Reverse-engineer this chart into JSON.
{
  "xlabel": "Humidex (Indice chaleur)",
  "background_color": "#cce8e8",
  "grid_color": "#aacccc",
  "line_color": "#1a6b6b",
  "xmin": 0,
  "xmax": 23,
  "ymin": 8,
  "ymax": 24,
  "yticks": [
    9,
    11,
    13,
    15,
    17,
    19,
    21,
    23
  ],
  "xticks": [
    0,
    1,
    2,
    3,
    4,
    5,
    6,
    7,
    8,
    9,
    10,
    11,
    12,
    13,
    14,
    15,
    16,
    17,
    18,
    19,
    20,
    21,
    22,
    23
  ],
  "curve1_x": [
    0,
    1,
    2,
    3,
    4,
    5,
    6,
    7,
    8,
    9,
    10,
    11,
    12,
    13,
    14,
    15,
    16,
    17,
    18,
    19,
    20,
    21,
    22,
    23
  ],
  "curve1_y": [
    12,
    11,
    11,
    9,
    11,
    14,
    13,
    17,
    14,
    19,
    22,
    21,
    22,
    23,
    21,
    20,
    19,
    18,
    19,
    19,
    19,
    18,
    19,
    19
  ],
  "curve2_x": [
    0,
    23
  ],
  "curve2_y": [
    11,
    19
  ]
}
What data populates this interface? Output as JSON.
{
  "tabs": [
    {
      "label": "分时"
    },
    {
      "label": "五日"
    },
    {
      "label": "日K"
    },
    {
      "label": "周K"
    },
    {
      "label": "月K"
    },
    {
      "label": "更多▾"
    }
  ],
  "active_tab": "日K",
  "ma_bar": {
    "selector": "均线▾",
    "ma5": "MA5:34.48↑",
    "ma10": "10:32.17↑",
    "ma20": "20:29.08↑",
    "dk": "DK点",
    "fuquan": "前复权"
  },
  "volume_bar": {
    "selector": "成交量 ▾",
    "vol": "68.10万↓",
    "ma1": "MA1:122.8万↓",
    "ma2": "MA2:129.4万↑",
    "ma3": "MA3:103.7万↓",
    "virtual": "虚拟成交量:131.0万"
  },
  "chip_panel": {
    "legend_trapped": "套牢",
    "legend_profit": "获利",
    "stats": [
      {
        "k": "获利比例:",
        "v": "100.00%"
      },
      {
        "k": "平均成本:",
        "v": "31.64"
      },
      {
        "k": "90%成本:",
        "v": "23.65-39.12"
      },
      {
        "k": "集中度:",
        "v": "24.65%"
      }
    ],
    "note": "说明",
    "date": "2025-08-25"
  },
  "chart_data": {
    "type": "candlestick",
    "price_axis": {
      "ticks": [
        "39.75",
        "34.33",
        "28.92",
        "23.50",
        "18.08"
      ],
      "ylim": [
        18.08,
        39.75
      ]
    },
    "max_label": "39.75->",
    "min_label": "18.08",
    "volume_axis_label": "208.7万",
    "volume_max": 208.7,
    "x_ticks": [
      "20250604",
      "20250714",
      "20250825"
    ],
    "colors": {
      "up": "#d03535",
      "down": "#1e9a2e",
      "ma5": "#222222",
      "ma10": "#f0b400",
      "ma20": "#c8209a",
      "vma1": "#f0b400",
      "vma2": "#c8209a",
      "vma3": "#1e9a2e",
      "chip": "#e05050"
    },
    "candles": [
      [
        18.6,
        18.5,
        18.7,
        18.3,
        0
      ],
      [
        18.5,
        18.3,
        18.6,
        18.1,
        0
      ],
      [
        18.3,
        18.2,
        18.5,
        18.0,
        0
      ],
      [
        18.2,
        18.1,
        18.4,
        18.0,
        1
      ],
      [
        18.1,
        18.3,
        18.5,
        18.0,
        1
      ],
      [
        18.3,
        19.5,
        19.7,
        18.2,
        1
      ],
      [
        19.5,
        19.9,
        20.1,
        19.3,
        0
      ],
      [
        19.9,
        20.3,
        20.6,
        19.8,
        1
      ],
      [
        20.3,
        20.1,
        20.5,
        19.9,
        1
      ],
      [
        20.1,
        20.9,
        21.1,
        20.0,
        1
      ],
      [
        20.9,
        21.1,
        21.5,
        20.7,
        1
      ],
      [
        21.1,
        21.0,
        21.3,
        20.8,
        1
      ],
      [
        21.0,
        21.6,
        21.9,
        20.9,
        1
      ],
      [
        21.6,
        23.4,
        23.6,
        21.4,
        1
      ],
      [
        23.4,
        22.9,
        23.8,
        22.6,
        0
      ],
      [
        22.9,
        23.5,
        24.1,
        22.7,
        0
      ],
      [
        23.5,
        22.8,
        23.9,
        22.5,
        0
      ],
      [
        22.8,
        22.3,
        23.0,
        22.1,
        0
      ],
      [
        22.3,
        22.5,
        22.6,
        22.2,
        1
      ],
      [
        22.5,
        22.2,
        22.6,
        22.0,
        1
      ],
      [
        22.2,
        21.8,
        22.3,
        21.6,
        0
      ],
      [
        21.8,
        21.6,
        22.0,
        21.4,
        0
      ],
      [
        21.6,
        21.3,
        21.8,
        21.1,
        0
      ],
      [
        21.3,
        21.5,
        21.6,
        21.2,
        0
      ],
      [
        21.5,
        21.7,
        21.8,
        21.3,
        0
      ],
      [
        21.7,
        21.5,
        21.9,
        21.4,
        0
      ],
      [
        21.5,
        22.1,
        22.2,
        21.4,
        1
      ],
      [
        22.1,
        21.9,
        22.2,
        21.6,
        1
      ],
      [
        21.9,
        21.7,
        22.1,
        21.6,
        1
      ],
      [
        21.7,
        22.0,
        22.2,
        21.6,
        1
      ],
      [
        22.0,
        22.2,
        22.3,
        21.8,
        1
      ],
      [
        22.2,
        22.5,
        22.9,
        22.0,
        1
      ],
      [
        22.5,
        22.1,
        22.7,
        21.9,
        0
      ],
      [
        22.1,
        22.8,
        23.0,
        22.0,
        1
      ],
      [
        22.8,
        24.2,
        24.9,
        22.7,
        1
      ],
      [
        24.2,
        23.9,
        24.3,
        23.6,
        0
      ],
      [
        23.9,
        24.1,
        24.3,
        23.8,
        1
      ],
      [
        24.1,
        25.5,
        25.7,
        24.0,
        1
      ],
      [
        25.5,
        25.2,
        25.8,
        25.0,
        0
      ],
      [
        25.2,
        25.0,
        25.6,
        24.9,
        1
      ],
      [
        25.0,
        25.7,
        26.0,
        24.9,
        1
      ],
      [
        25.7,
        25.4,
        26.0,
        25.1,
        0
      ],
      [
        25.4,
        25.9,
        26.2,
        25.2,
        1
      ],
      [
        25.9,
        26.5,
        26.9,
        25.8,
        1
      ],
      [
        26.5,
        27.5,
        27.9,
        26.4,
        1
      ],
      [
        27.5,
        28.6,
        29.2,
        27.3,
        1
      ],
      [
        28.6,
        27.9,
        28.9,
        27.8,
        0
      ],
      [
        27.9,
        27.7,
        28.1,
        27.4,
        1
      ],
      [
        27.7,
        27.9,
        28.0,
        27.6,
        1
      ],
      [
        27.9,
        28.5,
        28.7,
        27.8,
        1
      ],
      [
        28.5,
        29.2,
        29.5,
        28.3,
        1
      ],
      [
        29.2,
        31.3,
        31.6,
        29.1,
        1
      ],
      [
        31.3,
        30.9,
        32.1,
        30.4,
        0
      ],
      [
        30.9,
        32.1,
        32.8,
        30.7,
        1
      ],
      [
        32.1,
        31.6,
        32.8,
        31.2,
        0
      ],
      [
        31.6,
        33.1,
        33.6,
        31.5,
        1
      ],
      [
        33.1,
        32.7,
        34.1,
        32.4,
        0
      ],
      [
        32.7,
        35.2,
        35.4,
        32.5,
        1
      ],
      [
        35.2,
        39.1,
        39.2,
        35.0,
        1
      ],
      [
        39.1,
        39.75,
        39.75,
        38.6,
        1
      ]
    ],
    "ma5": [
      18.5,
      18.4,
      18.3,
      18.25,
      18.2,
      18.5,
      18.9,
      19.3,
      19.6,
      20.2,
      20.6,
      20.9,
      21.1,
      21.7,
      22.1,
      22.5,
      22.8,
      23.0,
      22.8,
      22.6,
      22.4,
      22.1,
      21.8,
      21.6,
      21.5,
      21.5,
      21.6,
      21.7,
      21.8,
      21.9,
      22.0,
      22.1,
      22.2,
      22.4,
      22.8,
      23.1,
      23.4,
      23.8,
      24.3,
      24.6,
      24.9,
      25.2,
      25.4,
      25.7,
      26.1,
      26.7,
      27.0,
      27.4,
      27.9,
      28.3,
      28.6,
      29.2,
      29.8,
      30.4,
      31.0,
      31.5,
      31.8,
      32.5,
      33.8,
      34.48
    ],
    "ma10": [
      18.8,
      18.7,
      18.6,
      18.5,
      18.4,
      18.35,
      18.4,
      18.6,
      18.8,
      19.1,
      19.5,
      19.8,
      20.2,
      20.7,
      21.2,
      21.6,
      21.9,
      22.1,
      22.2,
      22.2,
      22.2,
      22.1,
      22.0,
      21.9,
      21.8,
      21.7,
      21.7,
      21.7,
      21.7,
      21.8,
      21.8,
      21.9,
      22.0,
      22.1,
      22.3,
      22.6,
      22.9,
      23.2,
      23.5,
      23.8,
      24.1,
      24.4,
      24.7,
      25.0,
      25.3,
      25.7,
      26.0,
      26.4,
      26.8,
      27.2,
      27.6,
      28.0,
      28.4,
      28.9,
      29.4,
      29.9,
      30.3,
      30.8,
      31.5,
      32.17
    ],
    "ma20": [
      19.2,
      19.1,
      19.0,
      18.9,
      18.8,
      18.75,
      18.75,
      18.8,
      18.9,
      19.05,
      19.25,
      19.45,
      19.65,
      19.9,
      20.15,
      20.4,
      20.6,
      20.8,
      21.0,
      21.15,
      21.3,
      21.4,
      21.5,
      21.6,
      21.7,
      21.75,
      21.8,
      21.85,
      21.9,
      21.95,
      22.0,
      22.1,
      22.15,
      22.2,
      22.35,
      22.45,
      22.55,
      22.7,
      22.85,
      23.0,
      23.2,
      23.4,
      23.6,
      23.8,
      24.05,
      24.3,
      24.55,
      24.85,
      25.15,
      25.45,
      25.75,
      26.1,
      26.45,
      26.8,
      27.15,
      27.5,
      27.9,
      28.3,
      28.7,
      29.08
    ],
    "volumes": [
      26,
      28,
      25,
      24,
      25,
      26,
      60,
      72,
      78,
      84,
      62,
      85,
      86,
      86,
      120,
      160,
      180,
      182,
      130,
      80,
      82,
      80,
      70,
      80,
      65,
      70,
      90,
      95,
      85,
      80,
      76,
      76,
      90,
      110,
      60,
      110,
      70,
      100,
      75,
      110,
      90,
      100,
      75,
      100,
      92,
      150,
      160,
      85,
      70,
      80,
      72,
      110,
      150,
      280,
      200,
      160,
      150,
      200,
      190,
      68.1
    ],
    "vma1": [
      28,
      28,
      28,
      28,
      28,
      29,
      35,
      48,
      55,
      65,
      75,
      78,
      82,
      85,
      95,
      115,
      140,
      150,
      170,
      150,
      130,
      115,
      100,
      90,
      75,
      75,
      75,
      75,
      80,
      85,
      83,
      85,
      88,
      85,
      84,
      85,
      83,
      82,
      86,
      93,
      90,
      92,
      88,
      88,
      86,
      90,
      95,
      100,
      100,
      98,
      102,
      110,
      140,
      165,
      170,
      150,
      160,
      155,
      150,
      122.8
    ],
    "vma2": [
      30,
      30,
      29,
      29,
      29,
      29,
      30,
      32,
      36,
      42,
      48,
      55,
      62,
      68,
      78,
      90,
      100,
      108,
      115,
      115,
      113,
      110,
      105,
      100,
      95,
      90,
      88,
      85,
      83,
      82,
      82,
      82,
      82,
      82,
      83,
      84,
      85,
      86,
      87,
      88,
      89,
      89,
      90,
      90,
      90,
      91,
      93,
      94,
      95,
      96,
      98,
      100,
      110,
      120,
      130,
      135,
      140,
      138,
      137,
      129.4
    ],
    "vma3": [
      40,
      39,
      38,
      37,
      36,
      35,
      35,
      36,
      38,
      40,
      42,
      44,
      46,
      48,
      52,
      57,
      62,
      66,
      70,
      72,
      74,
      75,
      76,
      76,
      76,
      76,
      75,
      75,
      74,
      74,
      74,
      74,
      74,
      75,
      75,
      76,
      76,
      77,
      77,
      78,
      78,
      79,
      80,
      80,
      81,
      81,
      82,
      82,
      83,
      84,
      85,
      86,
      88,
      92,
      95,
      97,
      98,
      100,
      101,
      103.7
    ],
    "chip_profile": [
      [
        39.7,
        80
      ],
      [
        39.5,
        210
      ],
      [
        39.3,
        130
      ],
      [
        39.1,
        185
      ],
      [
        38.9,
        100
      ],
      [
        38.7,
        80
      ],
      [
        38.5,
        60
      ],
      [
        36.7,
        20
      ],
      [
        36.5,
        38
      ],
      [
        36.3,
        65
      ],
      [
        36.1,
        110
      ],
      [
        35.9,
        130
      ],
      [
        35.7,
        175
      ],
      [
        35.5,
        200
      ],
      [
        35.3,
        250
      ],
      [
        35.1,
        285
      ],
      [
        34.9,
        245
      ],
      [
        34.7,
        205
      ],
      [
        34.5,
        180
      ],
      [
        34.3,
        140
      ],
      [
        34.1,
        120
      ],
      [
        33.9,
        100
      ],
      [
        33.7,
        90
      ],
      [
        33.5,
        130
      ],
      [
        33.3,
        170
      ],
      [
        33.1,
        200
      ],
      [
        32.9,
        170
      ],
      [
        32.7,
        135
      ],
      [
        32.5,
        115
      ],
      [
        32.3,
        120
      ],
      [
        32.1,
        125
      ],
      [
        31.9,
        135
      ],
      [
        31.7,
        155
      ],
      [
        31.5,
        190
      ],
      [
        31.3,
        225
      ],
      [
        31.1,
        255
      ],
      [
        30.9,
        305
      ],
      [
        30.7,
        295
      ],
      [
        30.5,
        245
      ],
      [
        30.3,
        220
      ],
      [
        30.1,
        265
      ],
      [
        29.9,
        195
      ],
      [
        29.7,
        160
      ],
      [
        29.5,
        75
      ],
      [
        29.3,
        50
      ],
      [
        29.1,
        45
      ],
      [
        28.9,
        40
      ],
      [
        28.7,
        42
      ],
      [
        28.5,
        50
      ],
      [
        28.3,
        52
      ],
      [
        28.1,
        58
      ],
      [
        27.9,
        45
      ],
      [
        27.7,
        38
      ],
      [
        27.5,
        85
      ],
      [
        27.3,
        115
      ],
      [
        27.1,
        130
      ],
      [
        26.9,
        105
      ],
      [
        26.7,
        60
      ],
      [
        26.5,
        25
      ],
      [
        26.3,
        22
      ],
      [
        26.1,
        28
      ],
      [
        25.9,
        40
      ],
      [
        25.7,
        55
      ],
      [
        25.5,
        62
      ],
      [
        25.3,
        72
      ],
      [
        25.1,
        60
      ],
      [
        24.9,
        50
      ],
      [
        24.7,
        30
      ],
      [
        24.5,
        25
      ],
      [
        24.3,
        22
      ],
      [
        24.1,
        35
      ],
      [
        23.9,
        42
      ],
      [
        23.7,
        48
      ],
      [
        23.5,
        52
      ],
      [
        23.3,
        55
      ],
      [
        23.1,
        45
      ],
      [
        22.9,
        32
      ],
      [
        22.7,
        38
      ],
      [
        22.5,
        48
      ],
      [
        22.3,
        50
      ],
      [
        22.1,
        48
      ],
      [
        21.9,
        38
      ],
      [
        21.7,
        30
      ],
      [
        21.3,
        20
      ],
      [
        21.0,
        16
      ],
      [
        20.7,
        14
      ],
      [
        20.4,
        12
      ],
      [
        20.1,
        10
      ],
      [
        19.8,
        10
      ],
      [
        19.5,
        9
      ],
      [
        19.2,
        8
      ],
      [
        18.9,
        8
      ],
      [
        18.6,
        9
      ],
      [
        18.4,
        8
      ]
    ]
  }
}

※ ※ ※

# Requirement:
For the entries shown above, give the number of lines that include the word "JSON", without any other text.

# Task answer:
2